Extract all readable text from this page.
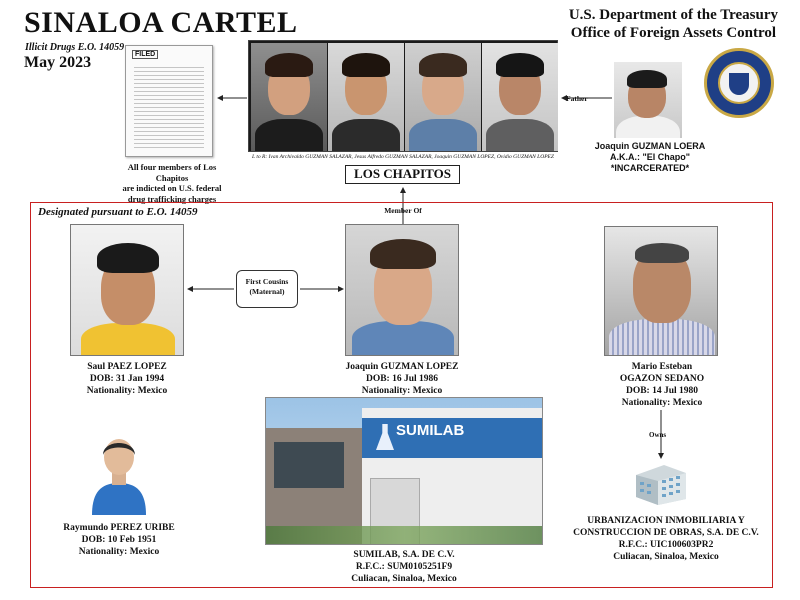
SINALOA CARTEL
Illicit Drugs E.O. 14059
May 2023
U.S. Department of the Treasury
Office of Foreign Assets Control
FILED
All four members of Los Chapitos
are indicted on U.S. federal
drug trafficking charges
L to R: Ivan Archivaldo GUZMAN SALAZAR, Jesus Alfredo GUZMAN SALAZAR, Joaquin GUZMAN LOPEZ, Ovidio GUZMAN LOPEZ
LOS CHAPITOS
Father
Joaquin GUZMAN LOERA
A.K.A.: "El Chapo"
*INCARCERATED*
Designated pursuant to E.O. 14059	Member Of
Saul PAEZ LOPEZ
DOB: 31 Jan 1994
Nationality: Mexico
First Cousins
(Maternal)
Joaquin GUZMAN LOPEZ
DOB: 16 Jul 1986
Nationality: Mexico
Mario Esteban
OGAZON SEDANO
DOB: 14 Jul 1980
Nationality: Mexico
Owns
SUMILAB
SUMILAB, S.A. DE C.V.
R.F.C.: SUM0105251F9
Culiacan, Sinaloa, Mexico
Raymundo PEREZ URIBE
DOB: 10 Feb 1951
Nationality: Mexico
URBANIZACION INMOBILIARIA Y
CONSTRUCCION DE OBRAS, S.A. DE C.V.
R.F.C.: UIC100603PR2
Culiacan, Sinaloa, Mexico
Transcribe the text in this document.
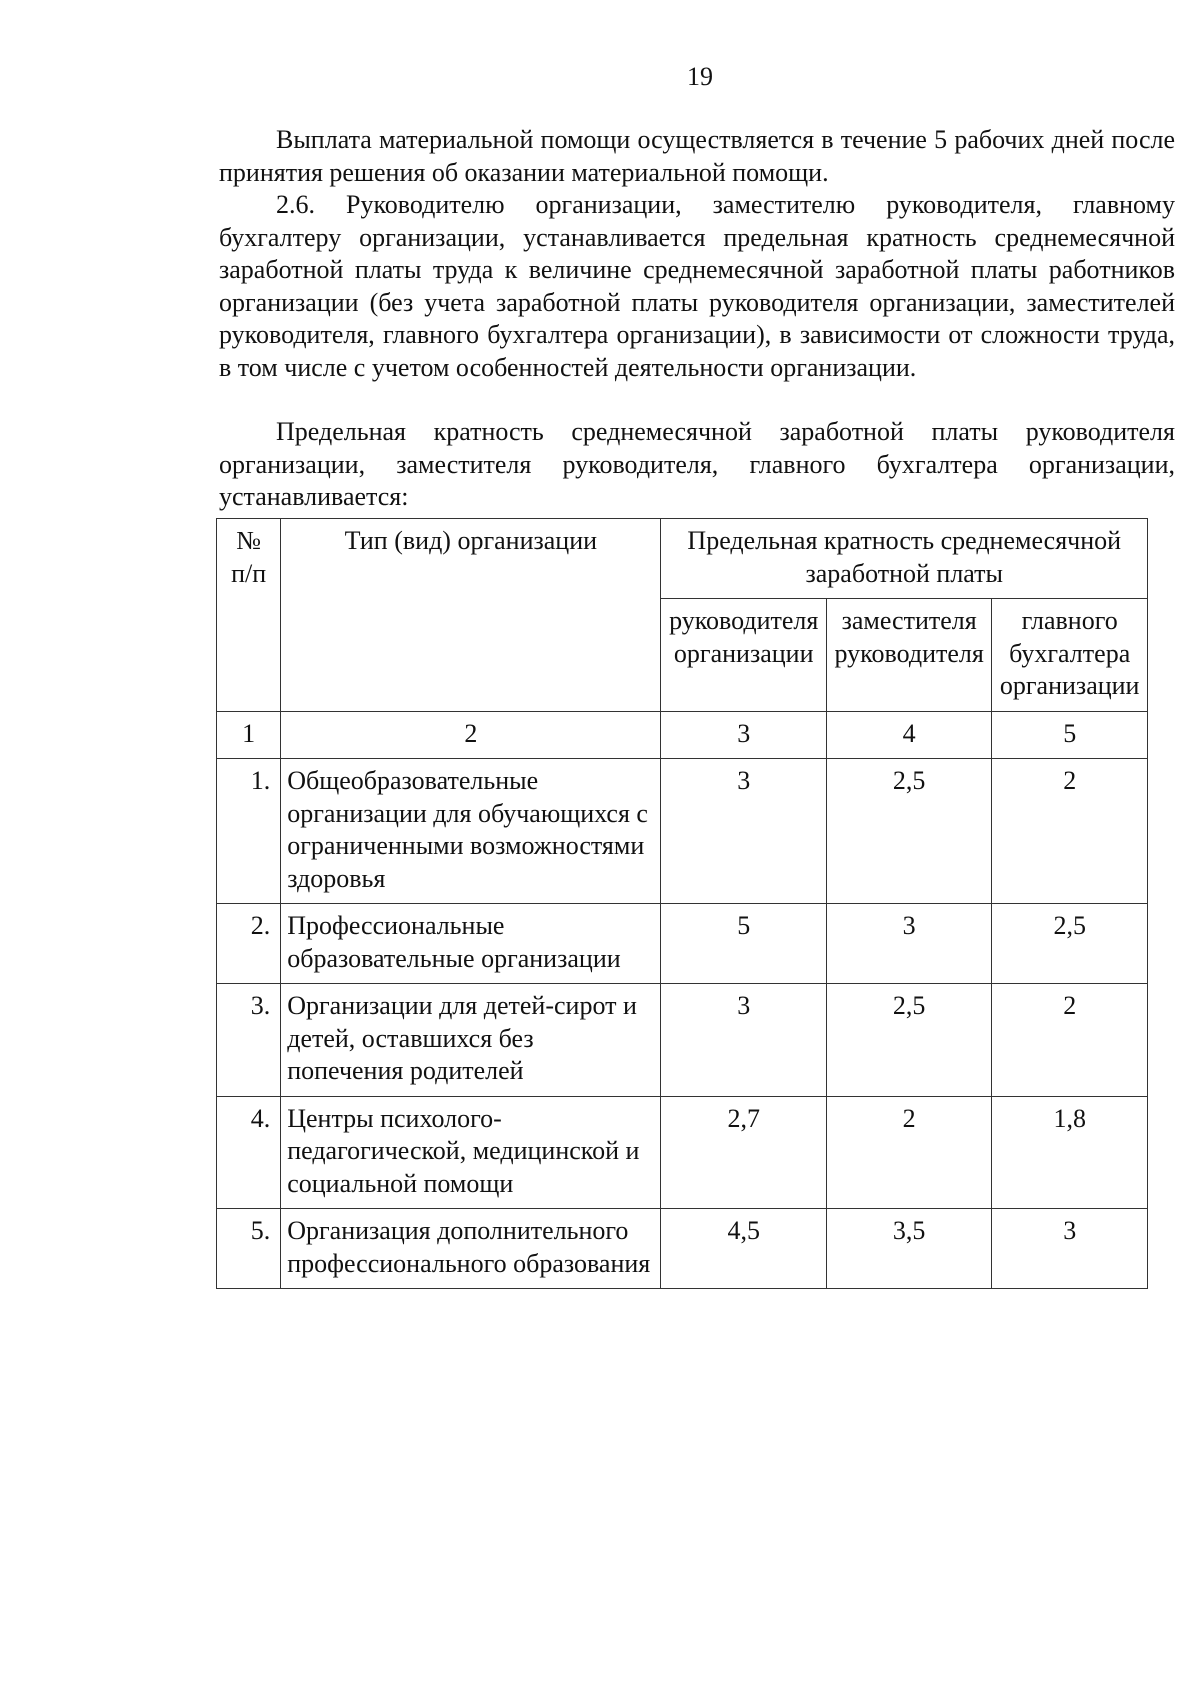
19

Выплата материальной помощи осуществляется в течение 5 рабочих дней после принятия решения об оказании материальной помощи.

2.6. Руководителю организации, заместителю руководителя, главному бухгалтеру организации, устанавливается предельная кратность среднемесячной заработной платы труда к величине среднемесячной заработной платы работников организации (без учета заработной платы руководителя организации, заместителей руководителя, главного бухгалтера организации), в зависимости от сложности труда, в том числе с учетом особенностей деятельности организации.

Предельная кратность среднемесячной заработной платы руководителя организации, заместителя руководителя, главного бухгалтера организации, устанавливается:

№ п/п	Тип (вид) организации	Предельная кратность среднемесячной заработной платы		
		руководителя организации	заместителя руководителя	главного бухгалтера организации
1	2	3	4	5
1.	Общеобразовательные организации для обучающихся с ограниченными возможностями здоровья	3	2,5	2
2.	Профессиональные образовательные организации	5	3	2,5
3.	Организации для детей-сирот и детей, оставшихся без попечения родителей	3	2,5	2
4.	Центры психолого-педагогической, медицинской и социальной помощи	2,7	2	1,8
5.	Организация дополнительного профессионального образования	4,5	3,5	3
◆ ◆ ◆
**Exercise task:**
In the lines above, find each one with "заработной" and list it.

**Solution for this task:**
2.6. Руководителю организации, заместителю руководителя, главному бухгалтеру организации, устанавливается предельная кратность среднемесячной заработной платы труда к величине среднемесячной заработной платы работников организации (без учета заработной платы руководителя организации, заместителей руководителя, главного бухгалтера организации), в зависимости от сложности труда, в том числе с учетом особенностей деятельности организации.
Предельная кратность среднемесячной заработной платы руководителя организации, заместителя руководителя, главного бухгалтера организации, устанавливается:
№ п/п	Тип (вид) организации	Предельная кратность среднемесячной заработной платы		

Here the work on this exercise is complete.